_DIRECTIVE_
Copy every line that mentions the word "following".

_SUPPLIED MATERIAL_
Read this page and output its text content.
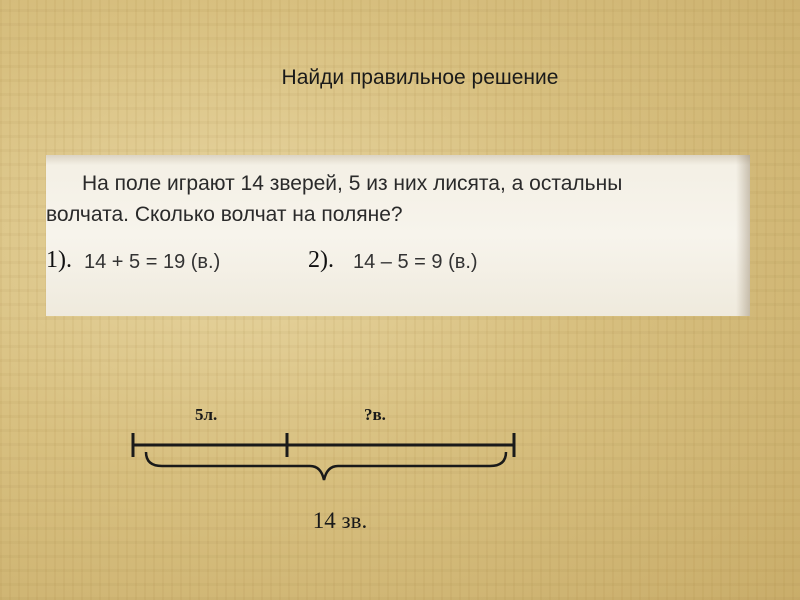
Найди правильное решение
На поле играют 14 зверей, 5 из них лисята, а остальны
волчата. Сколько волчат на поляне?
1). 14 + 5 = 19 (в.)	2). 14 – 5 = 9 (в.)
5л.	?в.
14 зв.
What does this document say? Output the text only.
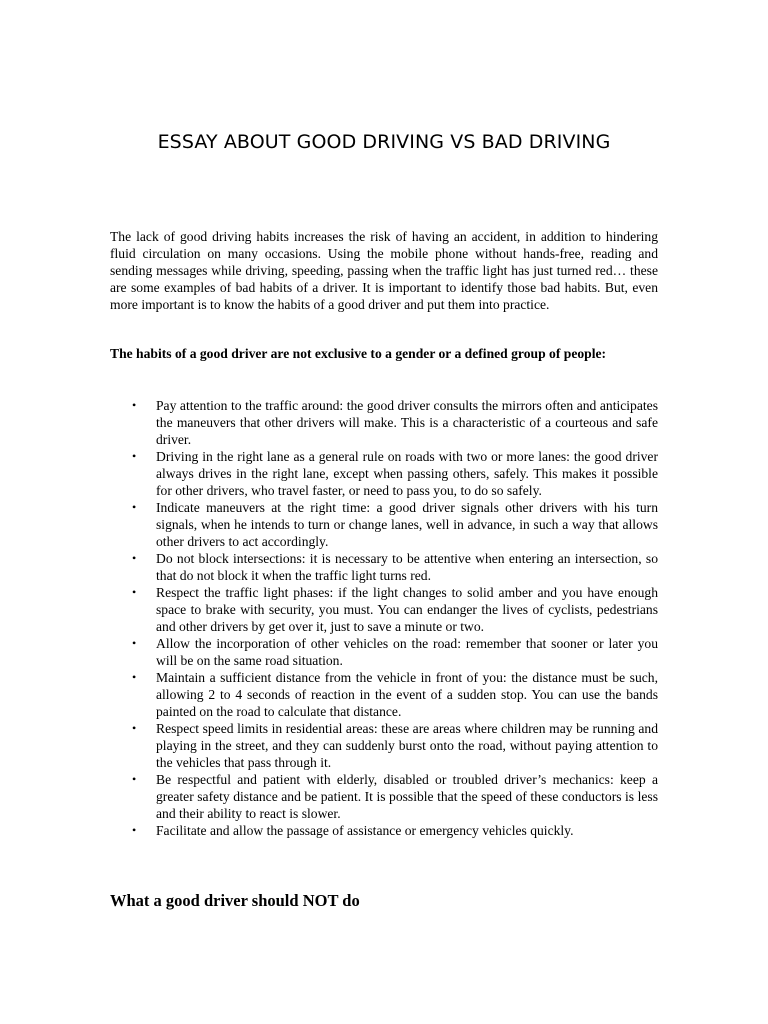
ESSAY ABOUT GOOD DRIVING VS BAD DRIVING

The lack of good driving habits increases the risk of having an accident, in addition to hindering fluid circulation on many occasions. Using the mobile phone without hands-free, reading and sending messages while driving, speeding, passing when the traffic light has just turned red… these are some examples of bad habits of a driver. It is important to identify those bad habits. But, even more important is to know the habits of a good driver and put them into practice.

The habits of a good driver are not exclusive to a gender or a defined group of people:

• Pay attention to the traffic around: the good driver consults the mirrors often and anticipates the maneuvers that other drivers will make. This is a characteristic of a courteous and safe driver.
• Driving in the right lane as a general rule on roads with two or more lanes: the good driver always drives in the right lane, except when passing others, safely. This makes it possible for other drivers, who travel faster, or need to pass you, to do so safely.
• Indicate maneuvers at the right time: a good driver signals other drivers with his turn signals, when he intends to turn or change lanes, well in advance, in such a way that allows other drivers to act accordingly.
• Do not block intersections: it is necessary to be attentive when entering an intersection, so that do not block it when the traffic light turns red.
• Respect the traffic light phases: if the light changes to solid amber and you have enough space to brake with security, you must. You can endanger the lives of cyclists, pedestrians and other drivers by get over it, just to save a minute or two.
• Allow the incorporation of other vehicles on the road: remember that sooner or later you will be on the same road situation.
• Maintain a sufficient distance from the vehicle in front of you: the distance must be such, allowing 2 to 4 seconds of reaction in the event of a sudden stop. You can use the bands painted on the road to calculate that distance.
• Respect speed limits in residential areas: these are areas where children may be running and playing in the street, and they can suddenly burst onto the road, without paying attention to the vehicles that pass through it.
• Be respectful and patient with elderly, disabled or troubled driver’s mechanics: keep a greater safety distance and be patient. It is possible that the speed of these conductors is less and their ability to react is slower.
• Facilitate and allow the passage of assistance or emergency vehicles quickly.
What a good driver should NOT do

--

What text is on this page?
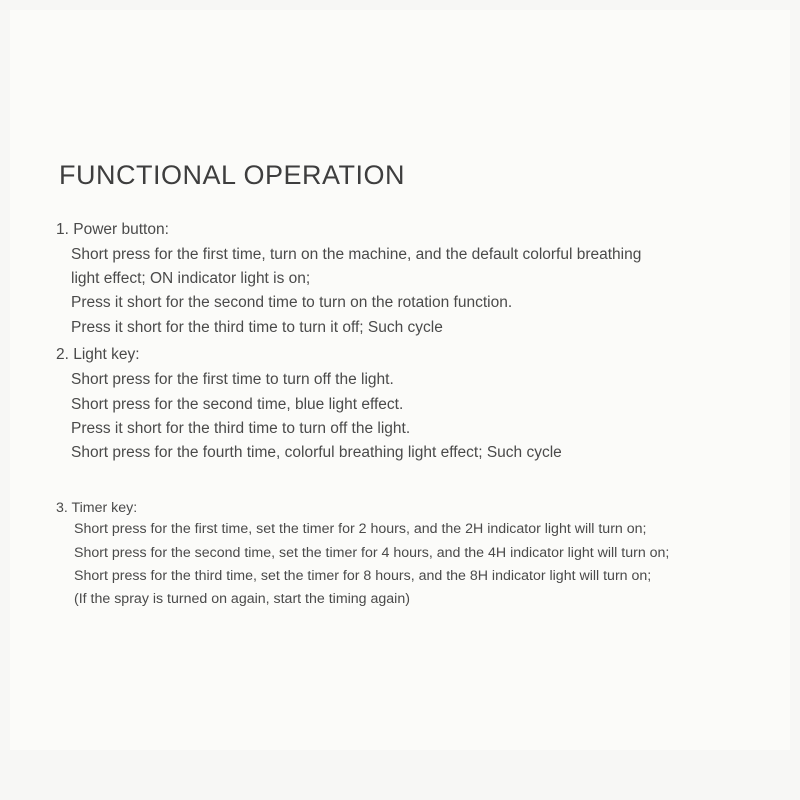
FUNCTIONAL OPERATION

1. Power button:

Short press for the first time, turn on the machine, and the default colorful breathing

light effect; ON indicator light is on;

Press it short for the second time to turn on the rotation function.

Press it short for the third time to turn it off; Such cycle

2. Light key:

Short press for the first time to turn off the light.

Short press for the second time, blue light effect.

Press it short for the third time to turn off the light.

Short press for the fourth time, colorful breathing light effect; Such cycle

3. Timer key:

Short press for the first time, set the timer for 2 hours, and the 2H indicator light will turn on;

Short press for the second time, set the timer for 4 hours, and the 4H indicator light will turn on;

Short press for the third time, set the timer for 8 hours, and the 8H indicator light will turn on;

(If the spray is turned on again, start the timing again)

--

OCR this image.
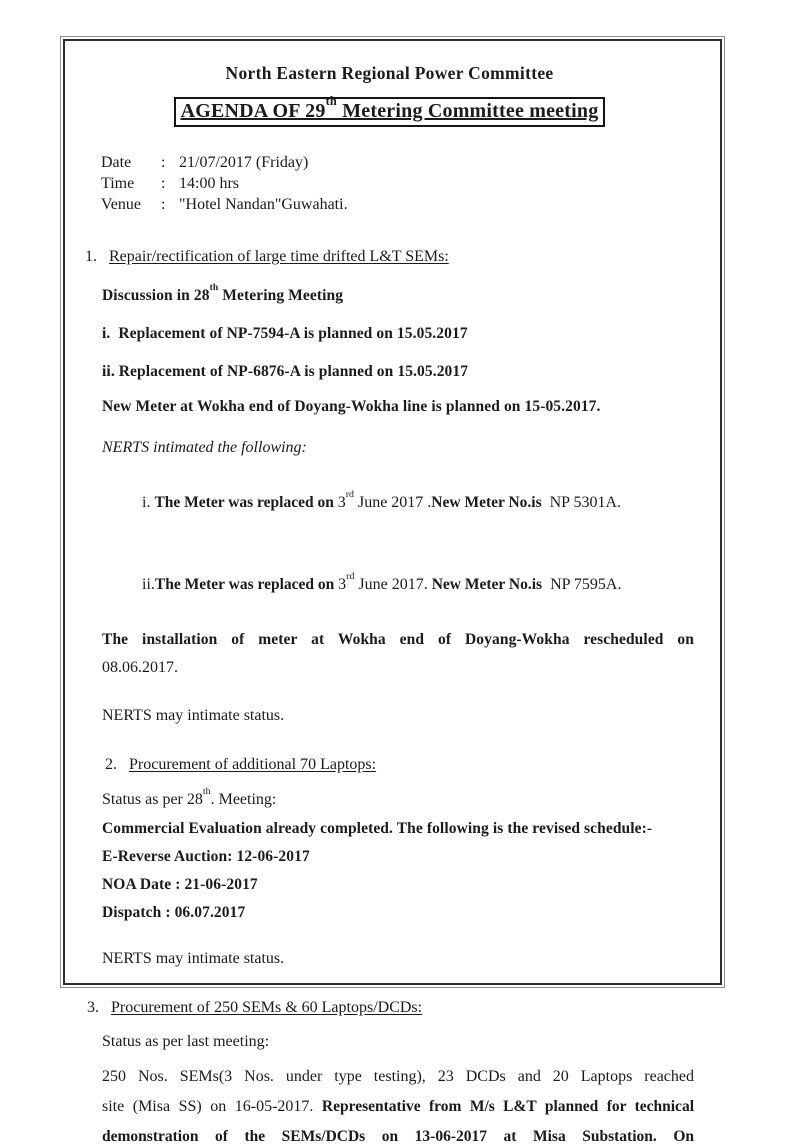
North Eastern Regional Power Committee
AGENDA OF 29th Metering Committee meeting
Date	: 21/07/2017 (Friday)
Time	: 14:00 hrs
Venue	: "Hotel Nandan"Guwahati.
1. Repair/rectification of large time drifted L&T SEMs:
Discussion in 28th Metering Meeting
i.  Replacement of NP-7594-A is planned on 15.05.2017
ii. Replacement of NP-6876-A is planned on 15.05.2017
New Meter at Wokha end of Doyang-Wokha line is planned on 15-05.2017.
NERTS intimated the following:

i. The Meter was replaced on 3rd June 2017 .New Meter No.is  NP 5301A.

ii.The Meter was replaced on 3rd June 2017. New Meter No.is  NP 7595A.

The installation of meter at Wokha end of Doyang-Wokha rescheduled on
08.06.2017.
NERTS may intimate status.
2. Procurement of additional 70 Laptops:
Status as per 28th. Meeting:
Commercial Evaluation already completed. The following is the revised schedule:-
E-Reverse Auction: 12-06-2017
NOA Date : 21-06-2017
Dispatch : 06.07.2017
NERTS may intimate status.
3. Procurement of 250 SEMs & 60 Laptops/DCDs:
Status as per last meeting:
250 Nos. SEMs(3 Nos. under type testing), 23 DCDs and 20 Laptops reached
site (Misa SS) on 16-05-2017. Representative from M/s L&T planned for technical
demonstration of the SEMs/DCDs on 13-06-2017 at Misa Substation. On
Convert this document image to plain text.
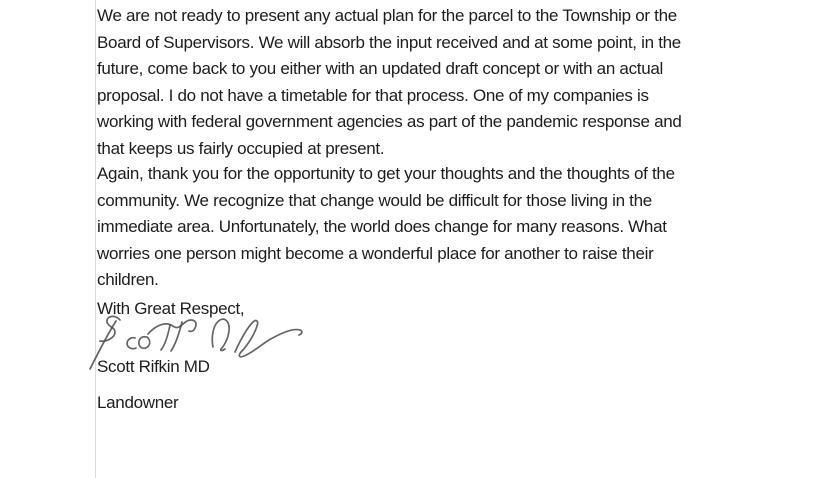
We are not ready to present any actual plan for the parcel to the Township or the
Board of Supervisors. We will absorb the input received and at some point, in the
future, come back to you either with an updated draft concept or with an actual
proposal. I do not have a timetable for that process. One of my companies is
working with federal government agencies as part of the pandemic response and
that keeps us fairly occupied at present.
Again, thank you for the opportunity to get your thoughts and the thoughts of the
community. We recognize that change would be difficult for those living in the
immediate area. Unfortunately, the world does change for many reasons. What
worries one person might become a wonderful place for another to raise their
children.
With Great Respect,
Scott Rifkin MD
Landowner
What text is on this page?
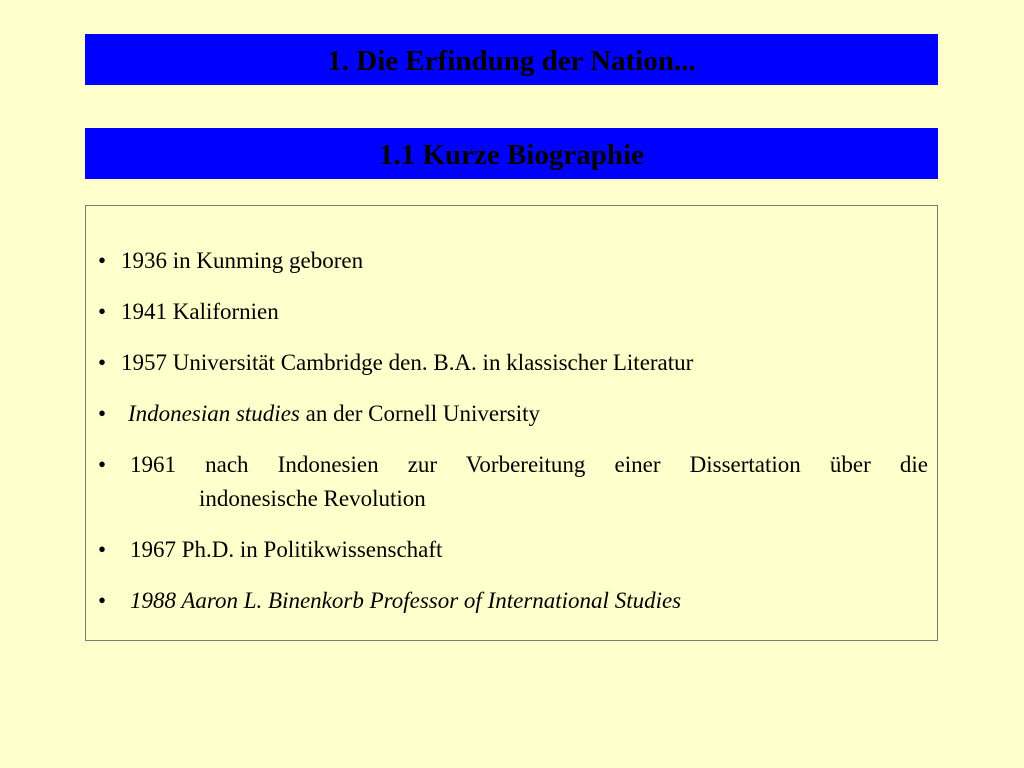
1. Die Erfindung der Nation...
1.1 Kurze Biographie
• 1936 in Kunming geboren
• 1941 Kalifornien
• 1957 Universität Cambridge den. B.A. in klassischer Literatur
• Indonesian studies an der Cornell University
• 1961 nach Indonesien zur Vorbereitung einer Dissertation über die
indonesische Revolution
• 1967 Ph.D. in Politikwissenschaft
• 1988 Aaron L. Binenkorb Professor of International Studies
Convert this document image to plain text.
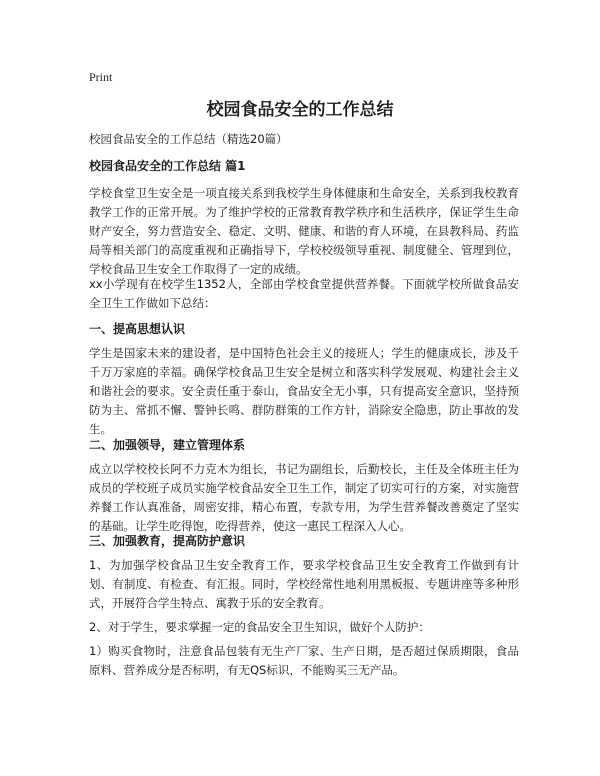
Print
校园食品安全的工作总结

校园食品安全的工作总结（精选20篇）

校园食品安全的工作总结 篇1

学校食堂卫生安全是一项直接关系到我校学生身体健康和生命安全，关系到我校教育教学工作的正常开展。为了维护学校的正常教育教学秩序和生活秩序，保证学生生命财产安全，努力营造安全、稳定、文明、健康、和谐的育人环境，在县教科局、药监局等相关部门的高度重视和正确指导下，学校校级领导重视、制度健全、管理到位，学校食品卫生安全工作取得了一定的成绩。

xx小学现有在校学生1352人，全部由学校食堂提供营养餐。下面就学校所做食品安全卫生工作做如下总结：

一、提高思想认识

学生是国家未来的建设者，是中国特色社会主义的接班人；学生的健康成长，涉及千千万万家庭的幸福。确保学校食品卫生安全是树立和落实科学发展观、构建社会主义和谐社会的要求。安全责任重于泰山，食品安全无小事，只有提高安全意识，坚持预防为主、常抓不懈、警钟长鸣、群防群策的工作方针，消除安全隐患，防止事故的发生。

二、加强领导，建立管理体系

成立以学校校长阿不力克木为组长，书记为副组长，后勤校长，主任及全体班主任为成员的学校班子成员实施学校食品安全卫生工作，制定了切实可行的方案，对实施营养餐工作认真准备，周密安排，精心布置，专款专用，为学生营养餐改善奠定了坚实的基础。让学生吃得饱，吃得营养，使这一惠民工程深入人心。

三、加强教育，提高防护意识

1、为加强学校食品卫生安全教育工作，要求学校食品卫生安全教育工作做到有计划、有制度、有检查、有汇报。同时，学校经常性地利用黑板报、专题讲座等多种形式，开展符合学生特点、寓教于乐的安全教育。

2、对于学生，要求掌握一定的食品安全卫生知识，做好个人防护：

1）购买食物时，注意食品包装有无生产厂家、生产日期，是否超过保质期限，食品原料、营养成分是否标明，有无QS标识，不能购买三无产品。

_ANSWER TO THIS EXERCISE_
NERTS intimated the following:
Commercial Evaluation already completed. The following is the revised schedule:-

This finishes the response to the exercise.